(Dataset entries on figures)
------------------------------------------------

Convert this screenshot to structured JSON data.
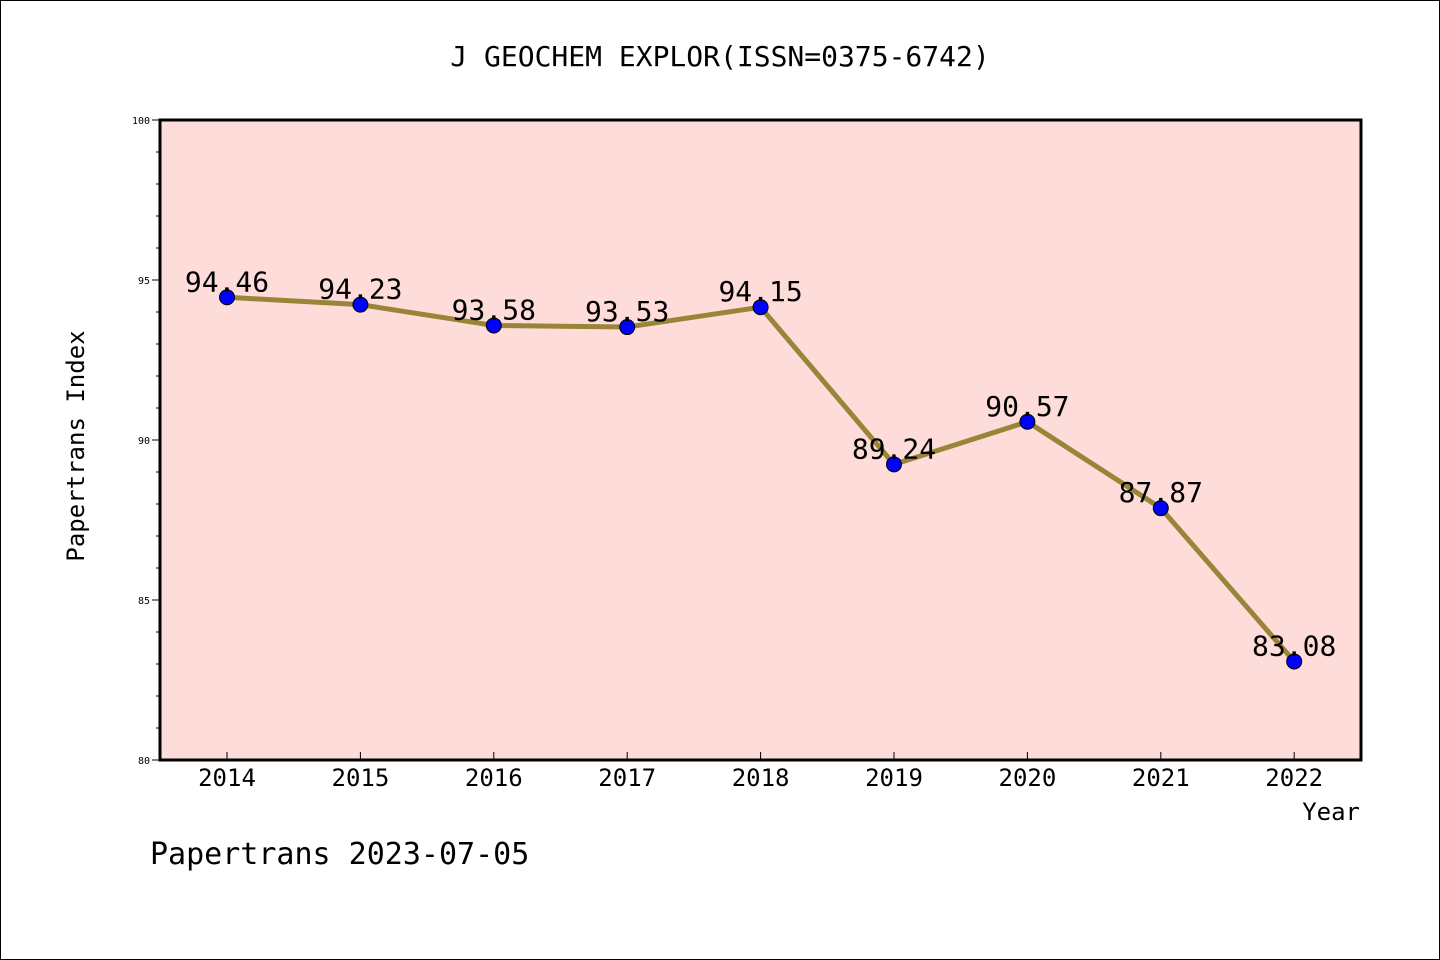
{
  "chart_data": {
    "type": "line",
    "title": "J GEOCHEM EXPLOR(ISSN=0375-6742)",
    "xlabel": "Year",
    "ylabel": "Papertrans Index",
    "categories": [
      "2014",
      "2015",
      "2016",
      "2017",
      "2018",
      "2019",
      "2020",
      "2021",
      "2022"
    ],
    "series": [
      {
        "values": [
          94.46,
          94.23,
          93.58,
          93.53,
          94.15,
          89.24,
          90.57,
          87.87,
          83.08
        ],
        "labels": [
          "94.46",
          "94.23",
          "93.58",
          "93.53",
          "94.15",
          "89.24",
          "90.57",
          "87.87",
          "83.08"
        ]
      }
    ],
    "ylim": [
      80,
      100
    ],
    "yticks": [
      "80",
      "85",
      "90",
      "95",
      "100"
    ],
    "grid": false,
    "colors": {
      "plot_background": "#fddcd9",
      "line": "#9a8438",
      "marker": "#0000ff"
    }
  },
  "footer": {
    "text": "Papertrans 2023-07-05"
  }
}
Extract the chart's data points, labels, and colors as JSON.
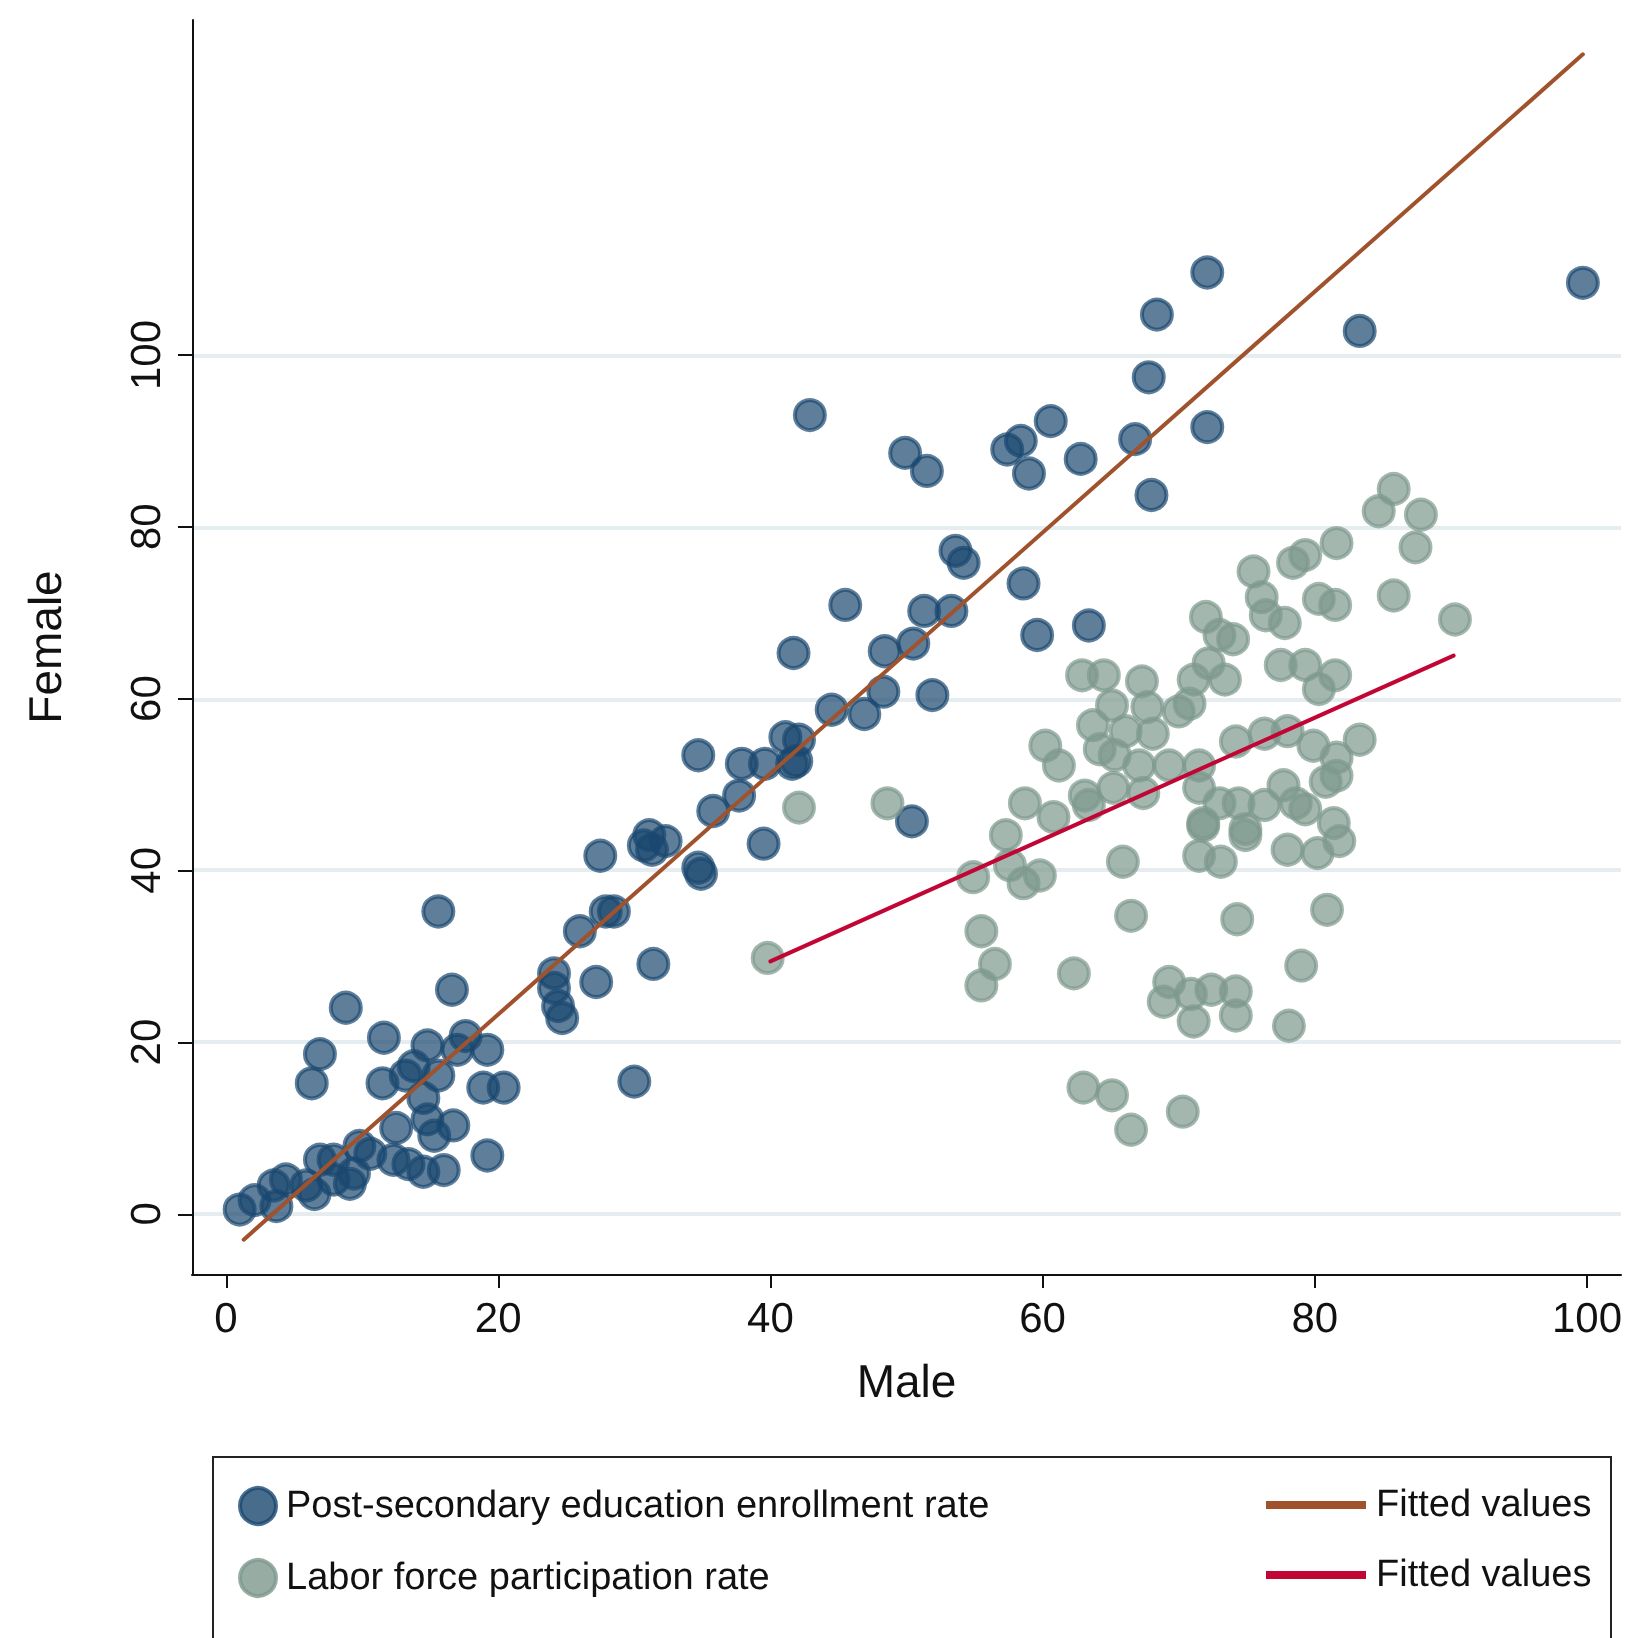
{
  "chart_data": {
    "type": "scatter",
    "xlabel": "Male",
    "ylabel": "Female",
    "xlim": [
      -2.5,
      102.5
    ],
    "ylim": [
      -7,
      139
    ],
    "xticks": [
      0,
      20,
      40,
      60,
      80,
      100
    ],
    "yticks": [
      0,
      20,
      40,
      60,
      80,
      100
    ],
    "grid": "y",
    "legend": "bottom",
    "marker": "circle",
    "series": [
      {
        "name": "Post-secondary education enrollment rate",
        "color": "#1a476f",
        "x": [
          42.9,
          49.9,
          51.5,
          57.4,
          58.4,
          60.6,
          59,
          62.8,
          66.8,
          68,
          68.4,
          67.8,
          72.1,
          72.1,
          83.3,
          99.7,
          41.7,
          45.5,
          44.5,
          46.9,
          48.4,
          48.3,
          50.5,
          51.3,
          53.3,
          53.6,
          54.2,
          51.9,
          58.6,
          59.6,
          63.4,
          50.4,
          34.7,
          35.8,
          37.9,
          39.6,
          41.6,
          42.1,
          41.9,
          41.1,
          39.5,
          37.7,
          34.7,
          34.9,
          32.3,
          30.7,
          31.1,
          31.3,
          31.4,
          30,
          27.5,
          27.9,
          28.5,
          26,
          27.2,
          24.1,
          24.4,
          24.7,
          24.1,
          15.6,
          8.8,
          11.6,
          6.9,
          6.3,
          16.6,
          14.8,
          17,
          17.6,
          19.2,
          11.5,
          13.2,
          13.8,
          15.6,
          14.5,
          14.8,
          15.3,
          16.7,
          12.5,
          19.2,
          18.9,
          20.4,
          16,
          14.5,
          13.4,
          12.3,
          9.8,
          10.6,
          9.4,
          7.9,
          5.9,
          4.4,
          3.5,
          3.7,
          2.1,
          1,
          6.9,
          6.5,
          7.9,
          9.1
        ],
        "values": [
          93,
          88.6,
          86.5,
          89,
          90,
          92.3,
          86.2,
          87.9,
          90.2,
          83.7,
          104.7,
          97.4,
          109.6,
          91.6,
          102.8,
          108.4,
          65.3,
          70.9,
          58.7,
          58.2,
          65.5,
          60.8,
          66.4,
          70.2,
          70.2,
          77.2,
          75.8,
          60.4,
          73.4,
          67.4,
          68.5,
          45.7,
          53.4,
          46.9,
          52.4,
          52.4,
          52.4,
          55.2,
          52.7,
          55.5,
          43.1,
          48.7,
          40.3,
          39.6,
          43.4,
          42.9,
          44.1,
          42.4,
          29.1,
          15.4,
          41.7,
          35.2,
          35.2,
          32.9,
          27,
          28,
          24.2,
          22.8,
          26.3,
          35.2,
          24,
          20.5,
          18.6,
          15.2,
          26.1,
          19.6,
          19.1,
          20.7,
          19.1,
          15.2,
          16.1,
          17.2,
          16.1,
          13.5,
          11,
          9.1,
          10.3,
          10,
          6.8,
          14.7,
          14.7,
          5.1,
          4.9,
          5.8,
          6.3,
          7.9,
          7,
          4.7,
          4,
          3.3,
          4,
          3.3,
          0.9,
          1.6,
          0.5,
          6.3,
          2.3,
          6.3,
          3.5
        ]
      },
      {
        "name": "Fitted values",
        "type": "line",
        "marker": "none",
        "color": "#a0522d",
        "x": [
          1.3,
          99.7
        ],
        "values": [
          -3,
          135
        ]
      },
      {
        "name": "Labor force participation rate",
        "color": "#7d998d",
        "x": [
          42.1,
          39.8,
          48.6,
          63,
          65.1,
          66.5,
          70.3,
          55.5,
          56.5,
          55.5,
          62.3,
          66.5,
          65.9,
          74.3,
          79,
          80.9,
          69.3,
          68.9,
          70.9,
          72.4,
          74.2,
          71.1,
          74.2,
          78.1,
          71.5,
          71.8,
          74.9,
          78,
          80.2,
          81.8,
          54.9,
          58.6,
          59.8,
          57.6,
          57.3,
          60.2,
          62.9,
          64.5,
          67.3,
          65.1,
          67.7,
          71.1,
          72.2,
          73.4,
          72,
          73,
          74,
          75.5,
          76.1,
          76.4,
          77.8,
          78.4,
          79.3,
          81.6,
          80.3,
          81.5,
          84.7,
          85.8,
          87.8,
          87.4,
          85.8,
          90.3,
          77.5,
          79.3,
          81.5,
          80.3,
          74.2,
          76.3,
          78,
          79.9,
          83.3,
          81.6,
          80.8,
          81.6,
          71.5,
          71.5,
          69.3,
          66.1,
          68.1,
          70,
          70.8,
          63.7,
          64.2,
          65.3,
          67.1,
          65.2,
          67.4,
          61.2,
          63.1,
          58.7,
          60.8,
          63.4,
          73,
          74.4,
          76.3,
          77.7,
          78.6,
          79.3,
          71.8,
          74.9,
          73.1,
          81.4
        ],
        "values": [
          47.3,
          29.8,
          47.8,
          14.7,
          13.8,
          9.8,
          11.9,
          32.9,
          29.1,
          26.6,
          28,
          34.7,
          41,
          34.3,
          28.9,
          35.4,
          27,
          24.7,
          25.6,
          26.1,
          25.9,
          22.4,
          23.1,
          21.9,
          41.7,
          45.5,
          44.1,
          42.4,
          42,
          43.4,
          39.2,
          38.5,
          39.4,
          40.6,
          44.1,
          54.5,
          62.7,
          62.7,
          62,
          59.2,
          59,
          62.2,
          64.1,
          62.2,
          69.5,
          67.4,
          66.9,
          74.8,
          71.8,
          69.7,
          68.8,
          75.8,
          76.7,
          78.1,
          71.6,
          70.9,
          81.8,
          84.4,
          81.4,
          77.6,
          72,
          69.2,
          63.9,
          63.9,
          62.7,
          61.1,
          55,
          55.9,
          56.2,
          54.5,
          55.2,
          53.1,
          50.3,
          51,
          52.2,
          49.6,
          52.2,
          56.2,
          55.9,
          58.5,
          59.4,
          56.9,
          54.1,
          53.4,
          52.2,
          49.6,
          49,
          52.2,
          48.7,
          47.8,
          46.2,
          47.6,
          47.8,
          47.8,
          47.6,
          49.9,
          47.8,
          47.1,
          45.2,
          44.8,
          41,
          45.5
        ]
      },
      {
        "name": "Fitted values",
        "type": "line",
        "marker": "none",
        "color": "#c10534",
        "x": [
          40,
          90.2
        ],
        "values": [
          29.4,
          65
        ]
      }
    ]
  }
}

------------------------------------------------

** What the task asks **
Except for the pictures, print the data above exactly.

** Full answer **
Convert this screenshot to structured JSON data.
{
  "chart_data": {
    "type": "line",
    "title": "J GEOCHEM EXPLOR(ISSN=0375-6742)",
    "xlabel": "Year",
    "ylabel": "Papertrans Index",
    "categories": [
      "2014",
      "2015",
      "2016",
      "2017",
      "2018",
      "2019",
      "2020",
      "2021",
      "2022"
    ],
    "series": [
      {
        "values": [
          94.46,
          94.23,
          93.58,
          93.53,
          94.15,
          89.24,
          90.57,
          87.87,
          83.08
        ],
        "labels": [
          "94.46",
          "94.23",
          "93.58",
          "93.53",
          "94.15",
          "89.24",
          "90.57",
          "87.87",
          "83.08"
        ]
      }
    ],
    "ylim": [
      80,
      100
    ],
    "yticks": [
      "80",
      "85",
      "90",
      "95",
      "100"
    ],
    "grid": false,
    "colors": {
      "plot_background": "#fddcd9",
      "line": "#9a8438",
      "marker": "#0000ff"
    }
  },
  "footer": {
    "text": "Papertrans 2023-07-05"
  }
}
Extract the chart's data points, labels, and colors as JSON.
{
  "chart_data": {
    "type": "scatter",
    "xlabel": "Male",
    "ylabel": "Female",
    "xlim": [
      -2.5,
      102.5
    ],
    "ylim": [
      -7,
      139
    ],
    "xticks": [
      0,
      20,
      40,
      60,
      80,
      100
    ],
    "yticks": [
      0,
      20,
      40,
      60,
      80,
      100
    ],
    "grid": "y",
    "legend": "bottom",
    "marker": "circle",
    "series": [
      {
        "name": "Post-secondary education enrollment rate",
        "color": "#1a476f",
        "x": [
          42.9,
          49.9,
          51.5,
          57.4,
          58.4,
          60.6,
          59,
          62.8,
          66.8,
          68,
          68.4,
          67.8,
          72.1,
          72.1,
          83.3,
          99.7,
          41.7,
          45.5,
          44.5,
          46.9,
          48.4,
          48.3,
          50.5,
          51.3,
          53.3,
          53.6,
          54.2,
          51.9,
          58.6,
          59.6,
          63.4,
          50.4,
          34.7,
          35.8,
          37.9,
          39.6,
          41.6,
          42.1,
          41.9,
          41.1,
          39.5,
          37.7,
          34.7,
          34.9,
          32.3,
          30.7,
          31.1,
          31.3,
          31.4,
          30,
          27.5,
          27.9,
          28.5,
          26,
          27.2,
          24.1,
          24.4,
          24.7,
          24.1,
          15.6,
          8.8,
          11.6,
          6.9,
          6.3,
          16.6,
          14.8,
          17,
          17.6,
          19.2,
          11.5,
          13.2,
          13.8,
          15.6,
          14.5,
          14.8,
          15.3,
          16.7,
          12.5,
          19.2,
          18.9,
          20.4,
          16,
          14.5,
          13.4,
          12.3,
          9.8,
          10.6,
          9.4,
          7.9,
          5.9,
          4.4,
          3.5,
          3.7,
          2.1,
          1,
          6.9,
          6.5,
          7.9,
          9.1
        ],
        "values": [
          93,
          88.6,
          86.5,
          89,
          90,
          92.3,
          86.2,
          87.9,
          90.2,
          83.7,
          104.7,
          97.4,
          109.6,
          91.6,
          102.8,
          108.4,
          65.3,
          70.9,
          58.7,
          58.2,
          65.5,
          60.8,
          66.4,
          70.2,
          70.2,
          77.2,
          75.8,
          60.4,
          73.4,
          67.4,
          68.5,
          45.7,
          53.4,
          46.9,
          52.4,
          52.4,
          52.4,
          55.2,
          52.7,
          55.5,
          43.1,
          48.7,
          40.3,
          39.6,
          43.4,
          42.9,
          44.1,
          42.4,
          29.1,
          15.4,
          41.7,
          35.2,
          35.2,
          32.9,
          27,
          28,
          24.2,
          22.8,
          26.3,
          35.2,
          24,
          20.5,
          18.6,
          15.2,
          26.1,
          19.6,
          19.1,
          20.7,
          19.1,
          15.2,
          16.1,
          17.2,
          16.1,
          13.5,
          11,
          9.1,
          10.3,
          10,
          6.8,
          14.7,
          14.7,
          5.1,
          4.9,
          5.8,
          6.3,
          7.9,
          7,
          4.7,
          4,
          3.3,
          4,
          3.3,
          0.9,
          1.6,
          0.5,
          6.3,
          2.3,
          6.3,
          3.5
        ]
      },
      {
        "name": "Fitted values",
        "type": "line",
        "marker": "none",
        "color": "#a0522d",
        "x": [
          1.3,
          99.7
        ],
        "values": [
          -3,
          135
        ]
      },
      {
        "name": "Labor force participation rate",
        "color": "#7d998d",
        "x": [
          42.1,
          39.8,
          48.6,
          63,
          65.1,
          66.5,
          70.3,
          55.5,
          56.5,
          55.5,
          62.3,
          66.5,
          65.9,
          74.3,
          79,
          80.9,
          69.3,
          68.9,
          70.9,
          72.4,
          74.2,
          71.1,
          74.2,
          78.1,
          71.5,
          71.8,
          74.9,
          78,
          80.2,
          81.8,
          54.9,
          58.6,
          59.8,
          57.6,
          57.3,
          60.2,
          62.9,
          64.5,
          67.3,
          65.1,
          67.7,
          71.1,
          72.2,
          73.4,
          72,
          73,
          74,
          75.5,
          76.1,
          76.4,
          77.8,
          78.4,
          79.3,
          81.6,
          80.3,
          81.5,
          84.7,
          85.8,
          87.8,
          87.4,
          85.8,
          90.3,
          77.5,
          79.3,
          81.5,
          80.3,
          74.2,
          76.3,
          78,
          79.9,
          83.3,
          81.6,
          80.8,
          81.6,
          71.5,
          71.5,
          69.3,
          66.1,
          68.1,
          70,
          70.8,
          63.7,
          64.2,
          65.3,
          67.1,
          65.2,
          67.4,
          61.2,
          63.1,
          58.7,
          60.8,
          63.4,
          73,
          74.4,
          76.3,
          77.7,
          78.6,
          79.3,
          71.8,
          74.9,
          73.1,
          81.4
        ],
        "values": [
          47.3,
          29.8,
          47.8,
          14.7,
          13.8,
          9.8,
          11.9,
          32.9,
          29.1,
          26.6,
          28,
          34.7,
          41,
          34.3,
          28.9,
          35.4,
          27,
          24.7,
          25.6,
          26.1,
          25.9,
          22.4,
          23.1,
          21.9,
          41.7,
          45.5,
          44.1,
          42.4,
          42,
          43.4,
          39.2,
          38.5,
          39.4,
          40.6,
          44.1,
          54.5,
          62.7,
          62.7,
          62,
          59.2,
          59,
          62.2,
          64.1,
          62.2,
          69.5,
          67.4,
          66.9,
          74.8,
          71.8,
          69.7,
          68.8,
          75.8,
          76.7,
          78.1,
          71.6,
          70.9,
          81.8,
          84.4,
          81.4,
          77.6,
          72,
          69.2,
          63.9,
          63.9,
          62.7,
          61.1,
          55,
          55.9,
          56.2,
          54.5,
          55.2,
          53.1,
          50.3,
          51,
          52.2,
          49.6,
          52.2,
          56.2,
          55.9,
          58.5,
          59.4,
          56.9,
          54.1,
          53.4,
          52.2,
          49.6,
          49,
          52.2,
          48.7,
          47.8,
          46.2,
          47.6,
          47.8,
          47.8,
          47.6,
          49.9,
          47.8,
          47.1,
          45.2,
          44.8,
          41,
          45.5
        ]
      },
      {
        "name": "Fitted values",
        "type": "line",
        "marker": "none",
        "color": "#c10534",
        "x": [
          40,
          90.2
        ],
        "values": [
          29.4,
          65
        ]
      }
    ]
  }
}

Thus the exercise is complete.